Aim: The entries below should be output exactly as written.

——

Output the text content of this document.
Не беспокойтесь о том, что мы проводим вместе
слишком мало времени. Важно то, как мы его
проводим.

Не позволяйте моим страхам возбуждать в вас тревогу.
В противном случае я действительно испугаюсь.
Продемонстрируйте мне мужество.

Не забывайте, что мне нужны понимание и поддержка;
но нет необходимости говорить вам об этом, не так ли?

——

Exercise answer:
Output the text content of this document.
Не беспокойтесь о том, что мы проводим вместе
слишком мало времени. Важно то, как мы его
проводим.

Не позволяйте моим страхам возбуждать в вас тревогу.
В противном случае я действительно испугаюсь.
Продемонстрируйте мне мужество.

Не забывайте, что мне нужны понимание и поддержка;
но нет необходимости говорить вам об этом, не так ли?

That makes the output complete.